The official response was telling.
Global Times, a nationalist tabloid
run by the official Party mouthpiece People’s Daily, published an
editorial that accused the signatories of having been “brainwashed”
during their sojourns overseas. A
few days later, an urgent notice
was sent out ordering the piece
be deleted from all official websites, according to China Digital
Times, which tracks such propaganda notices.
Chen Chuangchuang, one of
the signatories of the letter, at the
democracy event on Tuesday, June
2, said, “The authorities claim that
a consensus has been reached on
the June 4 question. This is really
shameless. How did they get the
consensus? They used violence
and media control. You can’t criticize them or you get thrown in
jail. But if you want to praise them,
they won’t let you either. They just
don’t want you to discuss it.”
Hu Ping said that ideally for the
regime, the issue will remain a forbidden topic, yet not forgotten.
“They want people to remember the terror, but they want
them to forget their righteous
indignation.”
The absence of “righteous
indignation,” as Hu Ping put it,
seems indeed evident among
many young people.
A thoughtful Chinese undergraduate, studying statistics at
a prestigious university in the
United States, said it was important that those of his generation gain an objective and balanced view about “June 4th,” as
it is usually called in Chinese.
He agreed to speak as long as
his name was not used. We will
call him John.
John is of the view that “we
need to give the public and the
government time to reflect.”
He believes that 10 to 20 years
from now, the Party will start
allowing discussion on the matter, a version of it will appear in
textbooks, and a revised official verdict will emerge. “We
have to give the Party time and
patience to accept mistakes, or
poorly made decisions.” He is
OK with that.
John has actually taken the
time to find out about what happened, having spent hours reading material and watching documentaries about the protests
and the massacre, including the
three hour epic “Gate of Heavenly Peace,” directed by film-
maker Carma Hinton and Australian sinologist Geremie Barmé.
His view is that essentially the
students attempted to “taste an
unripe fruit,” as famously put by
student leader Han Dongfang.
In China, he has only ever spoken to people he was very close
with—for example, a former Chinese teacher whom he had known
for years, and who was subject to
the brainwashing classes held for
months in the wake of the massacre. Such caution is due to the fact
that he cannot otherwise be sure
that the people he is talking to are
not spies sent by the Party, he said.

───

• **Check your understanding**:
1. In the article about June 4th, which newspaper runs Global Times?
2. Decide whether each statement agrees with the article about June 4th, and answer yes or no with the article's deciding words: (a) the Global Times editorial was later ordered removed from official websites; (b) the student called John studies economics; (c) John expects the Party to allow discussion of the matter within five years.

───

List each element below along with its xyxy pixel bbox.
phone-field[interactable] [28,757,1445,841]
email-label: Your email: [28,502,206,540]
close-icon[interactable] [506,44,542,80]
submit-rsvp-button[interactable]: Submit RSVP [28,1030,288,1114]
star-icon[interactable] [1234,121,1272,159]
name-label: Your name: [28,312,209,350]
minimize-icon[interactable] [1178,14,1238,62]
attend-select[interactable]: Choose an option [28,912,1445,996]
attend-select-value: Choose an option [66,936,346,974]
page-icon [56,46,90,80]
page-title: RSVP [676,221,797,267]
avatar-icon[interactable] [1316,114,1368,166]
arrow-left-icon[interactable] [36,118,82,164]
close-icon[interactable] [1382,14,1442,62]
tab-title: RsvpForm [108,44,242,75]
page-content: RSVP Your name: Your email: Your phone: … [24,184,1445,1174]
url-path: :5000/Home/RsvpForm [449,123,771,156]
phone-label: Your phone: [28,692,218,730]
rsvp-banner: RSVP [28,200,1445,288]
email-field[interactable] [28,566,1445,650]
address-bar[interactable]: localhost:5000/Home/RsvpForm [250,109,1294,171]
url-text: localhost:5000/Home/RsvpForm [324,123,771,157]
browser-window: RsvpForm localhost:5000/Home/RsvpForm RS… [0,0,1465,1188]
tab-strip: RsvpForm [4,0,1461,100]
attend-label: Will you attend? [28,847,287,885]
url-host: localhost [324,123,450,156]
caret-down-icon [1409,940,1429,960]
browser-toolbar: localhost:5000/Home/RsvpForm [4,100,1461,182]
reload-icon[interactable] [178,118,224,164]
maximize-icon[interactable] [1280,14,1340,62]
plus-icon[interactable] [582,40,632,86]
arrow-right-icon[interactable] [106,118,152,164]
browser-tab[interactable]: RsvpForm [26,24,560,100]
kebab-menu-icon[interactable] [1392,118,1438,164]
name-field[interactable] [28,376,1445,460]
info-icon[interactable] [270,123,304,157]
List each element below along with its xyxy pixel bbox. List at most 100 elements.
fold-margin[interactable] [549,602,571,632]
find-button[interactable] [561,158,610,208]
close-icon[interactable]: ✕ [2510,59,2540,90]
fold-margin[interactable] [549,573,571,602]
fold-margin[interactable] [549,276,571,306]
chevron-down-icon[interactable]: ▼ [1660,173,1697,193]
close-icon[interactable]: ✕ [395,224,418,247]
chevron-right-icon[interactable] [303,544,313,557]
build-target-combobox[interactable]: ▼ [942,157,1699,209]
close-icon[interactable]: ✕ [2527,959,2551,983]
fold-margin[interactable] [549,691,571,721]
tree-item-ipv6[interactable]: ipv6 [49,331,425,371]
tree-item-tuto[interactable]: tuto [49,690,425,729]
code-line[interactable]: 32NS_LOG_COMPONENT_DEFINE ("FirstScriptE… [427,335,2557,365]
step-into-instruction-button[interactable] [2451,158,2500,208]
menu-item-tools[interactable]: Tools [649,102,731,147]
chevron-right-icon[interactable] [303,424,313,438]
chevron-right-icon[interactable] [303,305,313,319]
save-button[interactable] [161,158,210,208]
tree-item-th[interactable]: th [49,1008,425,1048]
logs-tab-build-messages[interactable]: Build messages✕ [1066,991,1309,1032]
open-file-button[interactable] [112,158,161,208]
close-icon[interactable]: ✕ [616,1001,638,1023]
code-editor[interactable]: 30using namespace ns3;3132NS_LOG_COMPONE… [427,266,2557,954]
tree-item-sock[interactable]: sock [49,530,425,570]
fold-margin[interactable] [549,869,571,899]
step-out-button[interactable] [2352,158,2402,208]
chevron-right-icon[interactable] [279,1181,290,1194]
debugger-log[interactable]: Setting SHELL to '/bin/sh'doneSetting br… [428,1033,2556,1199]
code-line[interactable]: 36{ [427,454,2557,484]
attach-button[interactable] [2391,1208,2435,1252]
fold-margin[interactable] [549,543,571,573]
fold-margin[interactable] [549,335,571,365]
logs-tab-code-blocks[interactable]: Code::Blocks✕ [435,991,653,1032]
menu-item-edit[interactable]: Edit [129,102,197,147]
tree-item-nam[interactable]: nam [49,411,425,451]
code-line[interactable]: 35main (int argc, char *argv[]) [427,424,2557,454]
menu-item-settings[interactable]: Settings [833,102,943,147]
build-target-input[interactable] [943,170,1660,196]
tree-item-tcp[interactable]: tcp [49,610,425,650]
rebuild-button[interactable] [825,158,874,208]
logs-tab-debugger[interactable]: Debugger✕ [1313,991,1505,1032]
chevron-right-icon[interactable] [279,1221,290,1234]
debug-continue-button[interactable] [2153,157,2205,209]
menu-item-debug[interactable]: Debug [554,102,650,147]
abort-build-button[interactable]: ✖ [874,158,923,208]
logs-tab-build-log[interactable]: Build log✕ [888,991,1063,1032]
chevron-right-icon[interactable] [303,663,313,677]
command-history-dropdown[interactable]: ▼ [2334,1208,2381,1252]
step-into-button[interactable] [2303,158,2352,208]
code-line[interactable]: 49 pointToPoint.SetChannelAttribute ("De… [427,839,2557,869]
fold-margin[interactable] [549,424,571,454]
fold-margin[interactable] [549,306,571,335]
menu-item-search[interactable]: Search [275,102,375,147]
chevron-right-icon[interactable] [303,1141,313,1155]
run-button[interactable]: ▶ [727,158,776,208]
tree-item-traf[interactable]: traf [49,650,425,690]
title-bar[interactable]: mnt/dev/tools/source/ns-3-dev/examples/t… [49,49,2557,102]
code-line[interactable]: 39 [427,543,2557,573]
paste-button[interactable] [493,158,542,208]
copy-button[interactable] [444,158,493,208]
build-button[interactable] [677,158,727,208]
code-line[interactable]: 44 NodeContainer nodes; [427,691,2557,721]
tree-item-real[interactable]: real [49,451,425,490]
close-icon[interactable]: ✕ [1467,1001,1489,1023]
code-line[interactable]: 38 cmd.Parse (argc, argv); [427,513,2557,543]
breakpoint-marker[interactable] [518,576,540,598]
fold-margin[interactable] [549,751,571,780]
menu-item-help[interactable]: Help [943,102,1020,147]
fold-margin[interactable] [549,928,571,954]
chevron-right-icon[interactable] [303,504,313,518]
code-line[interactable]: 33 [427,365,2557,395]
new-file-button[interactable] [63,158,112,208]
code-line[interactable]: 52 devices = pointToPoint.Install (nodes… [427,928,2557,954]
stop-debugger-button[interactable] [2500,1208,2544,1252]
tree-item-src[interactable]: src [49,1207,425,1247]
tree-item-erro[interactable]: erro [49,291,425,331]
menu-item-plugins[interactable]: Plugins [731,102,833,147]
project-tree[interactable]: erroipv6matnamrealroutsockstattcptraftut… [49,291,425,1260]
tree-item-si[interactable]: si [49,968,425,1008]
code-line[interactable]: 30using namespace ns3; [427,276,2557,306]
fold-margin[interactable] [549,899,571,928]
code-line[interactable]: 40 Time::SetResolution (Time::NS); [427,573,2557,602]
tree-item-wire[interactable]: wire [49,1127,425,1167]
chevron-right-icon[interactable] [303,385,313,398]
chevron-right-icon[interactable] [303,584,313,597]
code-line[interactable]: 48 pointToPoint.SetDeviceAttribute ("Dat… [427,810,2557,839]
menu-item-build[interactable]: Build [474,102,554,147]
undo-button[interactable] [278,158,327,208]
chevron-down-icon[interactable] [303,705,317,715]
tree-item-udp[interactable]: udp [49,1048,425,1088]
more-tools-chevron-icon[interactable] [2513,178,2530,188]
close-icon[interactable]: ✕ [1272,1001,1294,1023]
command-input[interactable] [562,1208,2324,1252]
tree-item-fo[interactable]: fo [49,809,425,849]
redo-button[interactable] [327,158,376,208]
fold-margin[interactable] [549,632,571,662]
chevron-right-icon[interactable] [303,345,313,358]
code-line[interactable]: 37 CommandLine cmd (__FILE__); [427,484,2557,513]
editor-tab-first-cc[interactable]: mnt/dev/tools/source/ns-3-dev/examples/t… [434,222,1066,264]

───

• **Task answers**:
1. People's Daily, the official Party mouthpiece.

2.
(a) Yes: "ordering the piece be deleted from all official websites"
(b) No: "studying statistics at a prestigious university in the United States"
(c) No: "10 to 20 years from now, the Party will start allowing discussion on the matter"